> [What is expected]
The records should be written out in full, with nothing altered.

> [Stored data entries]

^^^^^^^^^^^^^^^^

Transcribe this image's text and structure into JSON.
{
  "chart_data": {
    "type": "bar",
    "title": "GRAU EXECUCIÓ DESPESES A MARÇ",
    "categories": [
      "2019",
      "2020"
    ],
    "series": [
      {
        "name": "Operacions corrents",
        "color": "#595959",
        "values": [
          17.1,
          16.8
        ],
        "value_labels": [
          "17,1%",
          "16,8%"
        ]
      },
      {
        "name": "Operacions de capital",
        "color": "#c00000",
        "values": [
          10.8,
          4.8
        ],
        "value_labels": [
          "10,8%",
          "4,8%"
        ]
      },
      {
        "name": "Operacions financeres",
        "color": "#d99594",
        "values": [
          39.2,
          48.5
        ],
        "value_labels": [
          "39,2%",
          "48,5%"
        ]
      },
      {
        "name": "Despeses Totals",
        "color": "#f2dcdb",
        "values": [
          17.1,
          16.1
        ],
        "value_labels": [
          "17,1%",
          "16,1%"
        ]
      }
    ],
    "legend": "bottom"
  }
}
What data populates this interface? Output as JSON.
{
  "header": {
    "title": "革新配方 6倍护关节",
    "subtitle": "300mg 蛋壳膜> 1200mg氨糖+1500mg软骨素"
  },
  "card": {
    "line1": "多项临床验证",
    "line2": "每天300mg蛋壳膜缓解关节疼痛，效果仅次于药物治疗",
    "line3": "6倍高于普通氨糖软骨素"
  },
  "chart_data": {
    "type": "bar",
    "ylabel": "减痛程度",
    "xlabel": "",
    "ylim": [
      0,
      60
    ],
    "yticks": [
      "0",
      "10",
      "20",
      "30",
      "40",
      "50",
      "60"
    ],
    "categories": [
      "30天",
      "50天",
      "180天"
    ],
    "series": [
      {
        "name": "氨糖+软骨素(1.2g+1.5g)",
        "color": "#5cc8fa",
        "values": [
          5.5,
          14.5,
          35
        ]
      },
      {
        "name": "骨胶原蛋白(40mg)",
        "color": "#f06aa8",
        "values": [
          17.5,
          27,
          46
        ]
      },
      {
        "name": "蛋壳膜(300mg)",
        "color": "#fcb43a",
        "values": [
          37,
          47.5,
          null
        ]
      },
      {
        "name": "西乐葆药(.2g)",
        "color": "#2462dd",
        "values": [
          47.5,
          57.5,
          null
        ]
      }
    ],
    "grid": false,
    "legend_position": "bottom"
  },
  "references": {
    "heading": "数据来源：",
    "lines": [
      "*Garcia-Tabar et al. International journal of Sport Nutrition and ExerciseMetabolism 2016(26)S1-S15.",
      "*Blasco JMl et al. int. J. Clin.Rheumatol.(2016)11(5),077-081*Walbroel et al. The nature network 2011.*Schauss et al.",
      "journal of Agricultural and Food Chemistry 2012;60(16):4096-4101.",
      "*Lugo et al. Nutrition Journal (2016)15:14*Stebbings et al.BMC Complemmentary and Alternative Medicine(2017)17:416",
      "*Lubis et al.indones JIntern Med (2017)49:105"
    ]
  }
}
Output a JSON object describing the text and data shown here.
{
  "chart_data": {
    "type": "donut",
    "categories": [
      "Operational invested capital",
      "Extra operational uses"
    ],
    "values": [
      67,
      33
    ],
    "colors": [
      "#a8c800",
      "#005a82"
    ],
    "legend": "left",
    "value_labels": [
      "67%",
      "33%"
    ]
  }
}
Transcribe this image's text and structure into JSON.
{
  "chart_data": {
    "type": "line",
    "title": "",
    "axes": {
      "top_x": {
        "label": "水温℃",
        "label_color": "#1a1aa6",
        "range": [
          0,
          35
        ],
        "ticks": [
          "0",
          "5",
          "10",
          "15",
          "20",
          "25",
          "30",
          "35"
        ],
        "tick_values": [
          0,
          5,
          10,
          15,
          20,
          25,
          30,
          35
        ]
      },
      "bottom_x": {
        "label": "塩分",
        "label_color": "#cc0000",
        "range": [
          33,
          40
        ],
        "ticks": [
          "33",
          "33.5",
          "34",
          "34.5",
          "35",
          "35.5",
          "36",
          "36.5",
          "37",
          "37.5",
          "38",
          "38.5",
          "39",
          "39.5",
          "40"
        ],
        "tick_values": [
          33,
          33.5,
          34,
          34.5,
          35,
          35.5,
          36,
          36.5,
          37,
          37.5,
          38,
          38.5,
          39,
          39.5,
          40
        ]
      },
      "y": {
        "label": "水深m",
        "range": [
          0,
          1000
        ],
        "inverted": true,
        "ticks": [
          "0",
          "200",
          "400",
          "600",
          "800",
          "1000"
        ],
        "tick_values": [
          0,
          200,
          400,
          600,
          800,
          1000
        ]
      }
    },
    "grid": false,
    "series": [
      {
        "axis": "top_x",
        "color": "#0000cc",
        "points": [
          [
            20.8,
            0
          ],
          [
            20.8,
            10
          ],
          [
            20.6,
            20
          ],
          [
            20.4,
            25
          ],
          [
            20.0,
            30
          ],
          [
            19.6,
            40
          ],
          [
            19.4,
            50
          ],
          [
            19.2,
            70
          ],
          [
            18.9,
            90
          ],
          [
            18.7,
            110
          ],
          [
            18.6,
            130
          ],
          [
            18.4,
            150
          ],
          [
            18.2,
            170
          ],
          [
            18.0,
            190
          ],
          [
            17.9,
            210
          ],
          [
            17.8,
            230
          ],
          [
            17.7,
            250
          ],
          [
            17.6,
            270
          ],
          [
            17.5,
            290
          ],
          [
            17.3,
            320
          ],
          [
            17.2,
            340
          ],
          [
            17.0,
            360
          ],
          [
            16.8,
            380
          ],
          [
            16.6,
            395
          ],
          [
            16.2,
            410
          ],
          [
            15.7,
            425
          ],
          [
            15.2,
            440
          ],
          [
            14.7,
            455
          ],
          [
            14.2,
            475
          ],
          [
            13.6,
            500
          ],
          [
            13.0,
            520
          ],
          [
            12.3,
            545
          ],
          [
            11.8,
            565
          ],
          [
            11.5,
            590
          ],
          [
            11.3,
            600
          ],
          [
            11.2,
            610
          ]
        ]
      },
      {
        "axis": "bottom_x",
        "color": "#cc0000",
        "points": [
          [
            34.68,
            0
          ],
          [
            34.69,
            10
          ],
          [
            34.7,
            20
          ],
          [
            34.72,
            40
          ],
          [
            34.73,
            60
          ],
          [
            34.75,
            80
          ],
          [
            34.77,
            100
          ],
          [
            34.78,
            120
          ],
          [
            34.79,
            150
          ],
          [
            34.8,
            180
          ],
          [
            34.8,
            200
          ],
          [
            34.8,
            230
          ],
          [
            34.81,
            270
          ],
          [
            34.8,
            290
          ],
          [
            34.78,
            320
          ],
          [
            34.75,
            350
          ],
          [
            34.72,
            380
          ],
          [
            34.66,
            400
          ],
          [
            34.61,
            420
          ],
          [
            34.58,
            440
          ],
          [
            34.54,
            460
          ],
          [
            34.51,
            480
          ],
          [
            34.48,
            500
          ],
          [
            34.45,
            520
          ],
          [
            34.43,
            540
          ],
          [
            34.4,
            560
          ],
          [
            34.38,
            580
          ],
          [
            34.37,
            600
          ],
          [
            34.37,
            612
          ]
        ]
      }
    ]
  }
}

^^^^^^^^^^^^^^^^

> [Worked answer]
Transcribe this image's text and structure into JSON.
{
  "chart_data": {
    "type": "bar",
    "title": "GRAU EXECUCIÓ DESPESES A MARÇ",
    "categories": [
      "2019",
      "2020"
    ],
    "series": [
      {
        "name": "Operacions corrents",
        "color": "#595959",
        "values": [
          17.1,
          16.8
        ],
        "value_labels": [
          "17,1%",
          "16,8%"
        ]
      },
      {
        "name": "Operacions de capital",
        "color": "#c00000",
        "values": [
          10.8,
          4.8
        ],
        "value_labels": [
          "10,8%",
          "4,8%"
        ]
      },
      {
        "name": "Operacions financeres",
        "color": "#d99594",
        "values": [
          39.2,
          48.5
        ],
        "value_labels": [
          "39,2%",
          "48,5%"
        ]
      },
      {
        "name": "Despeses Totals",
        "color": "#f2dcdb",
        "values": [
          17.1,
          16.1
        ],
        "value_labels": [
          "17,1%",
          "16,1%"
        ]
      }
    ],
    "legend": "bottom"
  }
}
What data populates this interface? Output as JSON.
{
  "header": {
    "title": "革新配方 6倍护关节",
    "subtitle": "300mg 蛋壳膜> 1200mg氨糖+1500mg软骨素"
  },
  "card": {
    "line1": "多项临床验证",
    "line2": "每天300mg蛋壳膜缓解关节疼痛，效果仅次于药物治疗",
    "line3": "6倍高于普通氨糖软骨素"
  },
  "chart_data": {
    "type": "bar",
    "ylabel": "减痛程度",
    "xlabel": "",
    "ylim": [
      0,
      60
    ],
    "yticks": [
      "0",
      "10",
      "20",
      "30",
      "40",
      "50",
      "60"
    ],
    "categories": [
      "30天",
      "50天",
      "180天"
    ],
    "series": [
      {
        "name": "氨糖+软骨素(1.2g+1.5g)",
        "color": "#5cc8fa",
        "values": [
          5.5,
          14.5,
          35
        ]
      },
      {
        "name": "骨胶原蛋白(40mg)",
        "color": "#f06aa8",
        "values": [
          17.5,
          27,
          46
        ]
      },
      {
        "name": "蛋壳膜(300mg)",
        "color": "#fcb43a",
        "values": [
          37,
          47.5,
          null
        ]
      },
      {
        "name": "西乐葆药(.2g)",
        "color": "#2462dd",
        "values": [
          47.5,
          57.5,
          null
        ]
      }
    ],
    "grid": false,
    "legend_position": "bottom"
  },
  "references": {
    "heading": "数据来源：",
    "lines": [
      "*Garcia-Tabar et al. International journal of Sport Nutrition and ExerciseMetabolism 2016(26)S1-S15.",
      "*Blasco JMl et al. int. J. Clin.Rheumatol.(2016)11(5),077-081*Walbroel et al. The nature network 2011.*Schauss et al.",
      "journal of Agricultural and Food Chemistry 2012;60(16):4096-4101.",
      "*Lugo et al. Nutrition Journal (2016)15:14*Stebbings et al.BMC Complemmentary and Alternative Medicine(2017)17:416",
      "*Lubis et al.indones JIntern Med (2017)49:105"
    ]
  }
}
Output a JSON object describing the text and data shown here.
{
  "chart_data": {
    "type": "donut",
    "categories": [
      "Operational invested capital",
      "Extra operational uses"
    ],
    "values": [
      67,
      33
    ],
    "colors": [
      "#a8c800",
      "#005a82"
    ],
    "legend": "left",
    "value_labels": [
      "67%",
      "33%"
    ]
  }
}
Transcribe this image's text and structure into JSON.
{
  "chart_data": {
    "type": "line",
    "title": "",
    "axes": {
      "top_x": {
        "label": "水温℃",
        "label_color": "#1a1aa6",
        "range": [
          0,
          35
        ],
        "ticks": [
          "0",
          "5",
          "10",
          "15",
          "20",
          "25",
          "30",
          "35"
        ],
        "tick_values": [
          0,
          5,
          10,
          15,
          20,
          25,
          30,
          35
        ]
      },
      "bottom_x": {
        "label": "塩分",
        "label_color": "#cc0000",
        "range": [
          33,
          40
        ],
        "ticks": [
          "33",
          "33.5",
          "34",
          "34.5",
          "35",
          "35.5",
          "36",
          "36.5",
          "37",
          "37.5",
          "38",
          "38.5",
          "39",
          "39.5",
          "40"
        ],
        "tick_values": [
          33,
          33.5,
          34,
          34.5,
          35,
          35.5,
          36,
          36.5,
          37,
          37.5,
          38,
          38.5,
          39,
          39.5,
          40
        ]
      },
      "y": {
        "label": "水深m",
        "range": [
          0,
          1000
        ],
        "inverted": true,
        "ticks": [
          "0",
          "200",
          "400",
          "600",
          "800",
          "1000"
        ],
        "tick_values": [
          0,
          200,
          400,
          600,
          800,
          1000
        ]
      }
    },
    "grid": false,
    "series": [
      {
        "axis": "top_x",
        "color": "#0000cc",
        "points": [
          [
            20.8,
            0
          ],
          [
            20.8,
            10
          ],
          [
            20.6,
            20
          ],
          [
            20.4,
            25
          ],
          [
            20.0,
            30
          ],
          [
            19.6,
            40
          ],
          [
            19.4,
            50
          ],
          [
            19.2,
            70
          ],
          [
            18.9,
            90
          ],
          [
            18.7,
            110
          ],
          [
            18.6,
            130
          ],
          [
            18.4,
            150
          ],
          [
            18.2,
            170
          ],
          [
            18.0,
            190
          ],
          [
            17.9,
            210
          ],
          [
            17.8,
            230
          ],
          [
            17.7,
            250
          ],
          [
            17.6,
            270
          ],
          [
            17.5,
            290
          ],
          [
            17.3,
            320
          ],
          [
            17.2,
            340
          ],
          [
            17.0,
            360
          ],
          [
            16.8,
            380
          ],
          [
            16.6,
            395
          ],
          [
            16.2,
            410
          ],
          [
            15.7,
            425
          ],
          [
            15.2,
            440
          ],
          [
            14.7,
            455
          ],
          [
            14.2,
            475
          ],
          [
            13.6,
            500
          ],
          [
            13.0,
            520
          ],
          [
            12.3,
            545
          ],
          [
            11.8,
            565
          ],
          [
            11.5,
            590
          ],
          [
            11.3,
            600
          ],
          [
            11.2,
            610
          ]
        ]
      },
      {
        "axis": "bottom_x",
        "color": "#cc0000",
        "points": [
          [
            34.68,
            0
          ],
          [
            34.69,
            10
          ],
          [
            34.7,
            20
          ],
          [
            34.72,
            40
          ],
          [
            34.73,
            60
          ],
          [
            34.75,
            80
          ],
          [
            34.77,
            100
          ],
          [
            34.78,
            120
          ],
          [
            34.79,
            150
          ],
          [
            34.8,
            180
          ],
          [
            34.8,
            200
          ],
          [
            34.8,
            230
          ],
          [
            34.81,
            270
          ],
          [
            34.8,
            290
          ],
          [
            34.78,
            320
          ],
          [
            34.75,
            350
          ],
          [
            34.72,
            380
          ],
          [
            34.66,
            400
          ],
          [
            34.61,
            420
          ],
          [
            34.58,
            440
          ],
          [
            34.54,
            460
          ],
          [
            34.51,
            480
          ],
          [
            34.48,
            500
          ],
          [
            34.45,
            520
          ],
          [
            34.43,
            540
          ],
          [
            34.4,
            560
          ],
          [
            34.38,
            580
          ],
          [
            34.37,
            600
          ],
          [
            34.37,
            612
          ]
        ]
      }
    ]
  }
}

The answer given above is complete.